##### Supplied passage #####
There's a lesson here. We're often resentful when our plans are interrupted.
Sometimes these interruptions are minor, an unexpected phone call while
we're working or watching television. Sometimes, though, they're major:
an unplanned pregnancy that interrupts our career, an economic hardship
that derails our plan for being a writer or an artist, a family
situation that prevents us from pursuing a dream, or a loss of health
that puts everything on hold.
Countless things, big and small, perennially conspire against our agendas and
sabotage our dreams. Often we're resentful and think to ourselves: "If
only! If only this hadn't happened! Now I have to wait to go back to
school, to resume my career. Now I'll never have a chance to fulfill my dream."
Sometimes in middle age, or even earlier, this resentment takes a more
radical form: "I've wasted my life, been a victim of circumstance, given
in to the demands of others, and now I'll never get the chance to do
what I really wanted."
But the opposite is also true. Sometimes instead of resentment there's gratitude
because we realize that the interruptions, so unwelcome at the time,
were really salvific and, far from derailing our real agenda, were our
real agenda.
A couple of examples might help explain this. I'm sure all of us have known
individuals or families where an unplanned pregnancy suddenly turned all
plans (economic, career, travel, new house) upside down. Initially there
was resentment. Later on the unwanted interruption turned into a much wanted and
loved child who helped create a happiness that dwarfed anything that
might have resulted had original plans not been derailed by that
interruption.
#####
> **Given exercise**
Extend the passage on interruptions to our plans, picking up after its last sentence.
##### Stored data #####
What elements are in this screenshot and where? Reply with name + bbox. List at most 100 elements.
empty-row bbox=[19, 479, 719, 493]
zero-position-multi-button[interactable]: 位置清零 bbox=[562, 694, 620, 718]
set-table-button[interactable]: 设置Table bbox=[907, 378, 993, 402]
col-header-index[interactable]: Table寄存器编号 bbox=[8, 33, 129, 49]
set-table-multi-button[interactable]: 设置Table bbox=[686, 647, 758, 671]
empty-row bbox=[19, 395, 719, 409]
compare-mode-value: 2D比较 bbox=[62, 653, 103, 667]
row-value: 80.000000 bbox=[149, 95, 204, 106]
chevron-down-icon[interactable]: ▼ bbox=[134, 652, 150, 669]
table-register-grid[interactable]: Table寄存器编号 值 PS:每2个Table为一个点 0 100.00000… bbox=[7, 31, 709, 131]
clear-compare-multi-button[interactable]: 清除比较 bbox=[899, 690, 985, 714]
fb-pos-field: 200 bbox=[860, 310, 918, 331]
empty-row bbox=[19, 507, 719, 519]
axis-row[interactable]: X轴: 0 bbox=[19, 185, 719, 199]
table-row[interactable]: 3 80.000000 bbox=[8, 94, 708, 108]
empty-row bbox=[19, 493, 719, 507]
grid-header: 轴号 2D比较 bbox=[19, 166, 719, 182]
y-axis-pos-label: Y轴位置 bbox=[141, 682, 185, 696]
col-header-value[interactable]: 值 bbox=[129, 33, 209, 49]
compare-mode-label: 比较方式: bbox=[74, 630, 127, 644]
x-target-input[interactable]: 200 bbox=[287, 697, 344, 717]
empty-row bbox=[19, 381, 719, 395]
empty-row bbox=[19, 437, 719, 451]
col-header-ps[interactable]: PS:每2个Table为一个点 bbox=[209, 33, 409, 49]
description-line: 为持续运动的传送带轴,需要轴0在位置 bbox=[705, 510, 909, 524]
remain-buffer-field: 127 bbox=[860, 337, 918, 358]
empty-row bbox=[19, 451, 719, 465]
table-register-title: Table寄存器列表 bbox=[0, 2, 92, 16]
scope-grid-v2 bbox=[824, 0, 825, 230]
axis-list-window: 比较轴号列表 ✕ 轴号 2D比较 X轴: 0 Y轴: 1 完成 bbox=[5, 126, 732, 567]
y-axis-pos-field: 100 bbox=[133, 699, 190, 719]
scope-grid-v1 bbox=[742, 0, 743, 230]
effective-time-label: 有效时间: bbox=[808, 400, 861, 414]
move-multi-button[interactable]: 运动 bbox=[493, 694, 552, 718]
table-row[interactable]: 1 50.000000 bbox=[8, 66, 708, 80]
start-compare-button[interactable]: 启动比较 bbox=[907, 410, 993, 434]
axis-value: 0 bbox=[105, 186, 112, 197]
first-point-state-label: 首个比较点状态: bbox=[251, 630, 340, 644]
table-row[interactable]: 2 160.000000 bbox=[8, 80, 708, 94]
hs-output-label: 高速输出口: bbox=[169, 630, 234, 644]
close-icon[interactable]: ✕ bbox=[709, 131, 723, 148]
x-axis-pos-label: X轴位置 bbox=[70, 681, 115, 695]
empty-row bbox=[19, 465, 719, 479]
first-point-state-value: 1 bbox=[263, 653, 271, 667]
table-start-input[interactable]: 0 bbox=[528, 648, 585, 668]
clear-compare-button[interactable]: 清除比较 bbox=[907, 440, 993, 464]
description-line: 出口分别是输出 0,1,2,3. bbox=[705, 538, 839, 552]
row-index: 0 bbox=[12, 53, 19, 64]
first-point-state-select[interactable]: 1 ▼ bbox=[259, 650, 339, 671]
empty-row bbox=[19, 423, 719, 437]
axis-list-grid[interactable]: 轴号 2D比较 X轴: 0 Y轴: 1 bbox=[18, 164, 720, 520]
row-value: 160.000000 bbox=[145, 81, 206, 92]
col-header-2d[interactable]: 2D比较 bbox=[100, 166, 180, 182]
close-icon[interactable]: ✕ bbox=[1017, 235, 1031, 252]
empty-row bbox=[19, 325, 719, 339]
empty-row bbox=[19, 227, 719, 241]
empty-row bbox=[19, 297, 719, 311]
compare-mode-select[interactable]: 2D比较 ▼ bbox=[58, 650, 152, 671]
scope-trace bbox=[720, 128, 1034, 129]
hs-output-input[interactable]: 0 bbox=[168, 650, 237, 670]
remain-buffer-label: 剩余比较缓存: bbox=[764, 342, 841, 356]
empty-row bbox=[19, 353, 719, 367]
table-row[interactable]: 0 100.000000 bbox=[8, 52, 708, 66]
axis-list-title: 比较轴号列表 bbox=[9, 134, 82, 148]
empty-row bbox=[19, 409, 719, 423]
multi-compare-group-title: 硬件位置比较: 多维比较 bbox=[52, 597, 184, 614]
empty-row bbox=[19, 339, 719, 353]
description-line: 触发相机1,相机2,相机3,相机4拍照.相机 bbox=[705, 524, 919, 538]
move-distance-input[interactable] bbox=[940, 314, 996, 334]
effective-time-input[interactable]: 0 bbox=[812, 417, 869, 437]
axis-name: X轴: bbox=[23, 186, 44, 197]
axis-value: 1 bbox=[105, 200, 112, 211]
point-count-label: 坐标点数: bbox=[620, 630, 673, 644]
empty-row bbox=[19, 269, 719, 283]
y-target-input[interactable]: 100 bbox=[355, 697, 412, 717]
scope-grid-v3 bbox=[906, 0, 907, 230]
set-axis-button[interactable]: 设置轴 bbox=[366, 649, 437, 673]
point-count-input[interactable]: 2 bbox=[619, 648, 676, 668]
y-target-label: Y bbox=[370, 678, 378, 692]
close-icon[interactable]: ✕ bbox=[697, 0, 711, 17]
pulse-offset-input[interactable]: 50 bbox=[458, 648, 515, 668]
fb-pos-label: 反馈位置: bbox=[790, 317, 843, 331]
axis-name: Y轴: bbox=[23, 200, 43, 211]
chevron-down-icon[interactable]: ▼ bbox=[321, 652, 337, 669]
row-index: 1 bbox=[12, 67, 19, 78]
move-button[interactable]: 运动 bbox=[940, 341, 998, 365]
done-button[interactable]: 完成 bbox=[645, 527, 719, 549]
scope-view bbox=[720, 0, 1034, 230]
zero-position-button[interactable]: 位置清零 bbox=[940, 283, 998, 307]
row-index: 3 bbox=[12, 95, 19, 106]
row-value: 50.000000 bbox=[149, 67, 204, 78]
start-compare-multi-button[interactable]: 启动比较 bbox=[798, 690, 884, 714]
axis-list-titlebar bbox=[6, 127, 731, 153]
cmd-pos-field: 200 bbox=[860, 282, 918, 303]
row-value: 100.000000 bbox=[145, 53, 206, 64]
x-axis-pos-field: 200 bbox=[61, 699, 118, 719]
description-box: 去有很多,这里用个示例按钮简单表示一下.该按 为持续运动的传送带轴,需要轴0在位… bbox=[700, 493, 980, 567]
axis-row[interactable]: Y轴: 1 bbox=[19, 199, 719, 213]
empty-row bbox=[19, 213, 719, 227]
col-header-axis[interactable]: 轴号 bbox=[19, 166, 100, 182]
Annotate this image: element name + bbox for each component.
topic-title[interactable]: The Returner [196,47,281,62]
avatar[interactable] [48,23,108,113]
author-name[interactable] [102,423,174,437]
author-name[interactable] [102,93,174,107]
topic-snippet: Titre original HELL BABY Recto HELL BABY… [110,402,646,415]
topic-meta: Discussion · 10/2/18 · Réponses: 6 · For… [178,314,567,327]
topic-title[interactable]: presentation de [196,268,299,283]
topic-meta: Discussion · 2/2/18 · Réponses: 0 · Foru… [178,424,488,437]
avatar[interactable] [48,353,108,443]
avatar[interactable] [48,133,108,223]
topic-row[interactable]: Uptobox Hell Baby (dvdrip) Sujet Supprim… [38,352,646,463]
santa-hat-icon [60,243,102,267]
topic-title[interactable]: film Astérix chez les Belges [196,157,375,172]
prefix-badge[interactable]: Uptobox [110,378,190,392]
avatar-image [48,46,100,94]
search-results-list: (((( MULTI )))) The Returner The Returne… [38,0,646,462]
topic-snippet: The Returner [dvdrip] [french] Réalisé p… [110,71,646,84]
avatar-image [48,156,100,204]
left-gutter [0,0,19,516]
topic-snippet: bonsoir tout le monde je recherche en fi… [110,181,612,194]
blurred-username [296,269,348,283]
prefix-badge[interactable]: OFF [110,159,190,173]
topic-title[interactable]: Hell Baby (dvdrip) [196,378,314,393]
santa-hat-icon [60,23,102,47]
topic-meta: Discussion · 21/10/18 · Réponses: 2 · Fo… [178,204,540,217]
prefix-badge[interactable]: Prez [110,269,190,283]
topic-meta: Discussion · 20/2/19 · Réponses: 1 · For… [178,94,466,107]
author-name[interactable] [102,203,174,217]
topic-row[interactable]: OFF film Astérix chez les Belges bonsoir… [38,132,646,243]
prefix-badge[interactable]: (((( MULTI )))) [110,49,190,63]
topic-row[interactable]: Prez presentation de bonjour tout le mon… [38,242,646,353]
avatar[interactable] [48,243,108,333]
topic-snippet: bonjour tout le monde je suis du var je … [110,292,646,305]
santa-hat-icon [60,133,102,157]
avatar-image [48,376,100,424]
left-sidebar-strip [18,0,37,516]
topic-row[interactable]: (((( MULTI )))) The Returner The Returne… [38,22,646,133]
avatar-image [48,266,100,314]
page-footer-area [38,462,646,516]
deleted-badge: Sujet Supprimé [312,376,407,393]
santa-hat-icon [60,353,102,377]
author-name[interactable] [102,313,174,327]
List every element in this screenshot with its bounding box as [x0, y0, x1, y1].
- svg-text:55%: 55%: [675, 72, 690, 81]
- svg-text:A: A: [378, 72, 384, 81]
#####
> **Expected answer**
The British historian, A. N. Wilson, in a biography of C.S. Lewis, describes how
Lewis' life as a teacher and writer was, during virtually all of his
productive years, interrupted by the demands of his adopted mother who
made him do all the shopping and housework and demanded hours of his
time daily for domestic tasks. Lewis' own brother, Warnie, who also
lived in the household (and who generally refused to let his own agenda
be so interrupted) laments this fact in his diaries and suggests that
Lewis could have been much more prolific had he not had to spend countless
hours doing domestic chores.
Lewis himself, however, gives a different assessment. Far from being resentful
about these interruptions, he's grateful and suggests that it was
precisely these domestic demands that kept him in touch with life in a
way that other Oxford Dons (who never had to shop and do housework) were
not. Wilson agrees and suggests that it was precisely because of these
interruptions, which kept Lewis' feet squarely on the ground, that Lewis
was able to have such empathic insights into the everyday human
condition.
As these examples illustrate, what initially is experienced as an unwanted
interruption can, in the end, be our real agenda.
Of course, this isn't always true. Our lives are not meant to be left entirely to
circumstance. We're meant, too, to make choices, hard choices at times,
to actively shape our own destiny. It can be unhealthy, fatalistic even,
to simply accept whatever happens. It can also lead to considerable
bitterness and disappointment with our lives. We have God-given dreams
and talents and must, in the name of the God who gave them to us, fight,
too, for our agenda.
However, we must also look for the hand of that God in our interruptions. These
often appear as a conspiracy of accidents through which God guides and
tutors us. If we were totally in control of our own agendas, if we could
simply plan and execute our lives according to our own dreams with no
unwanted demands, I fear that many of us would, slowly and subtly,
become selfish and would, also slowly and imperceptibly, find our lives
devoid of simple joy, enthusiasm, family life, and real community.
Baptism means derailment. Christ baptizes Peter on the rock when he tells him:
"Your life is now no longer your own. Before you made a profession of
love, you fastened your belt and walked wherever you liked. Now, others
will put a belt around you and take you where you would rather not go."
To submit to love is to be baptized, namely, to let our lives be forever
interrupted. To not let our lives be interrupted is to say no to love.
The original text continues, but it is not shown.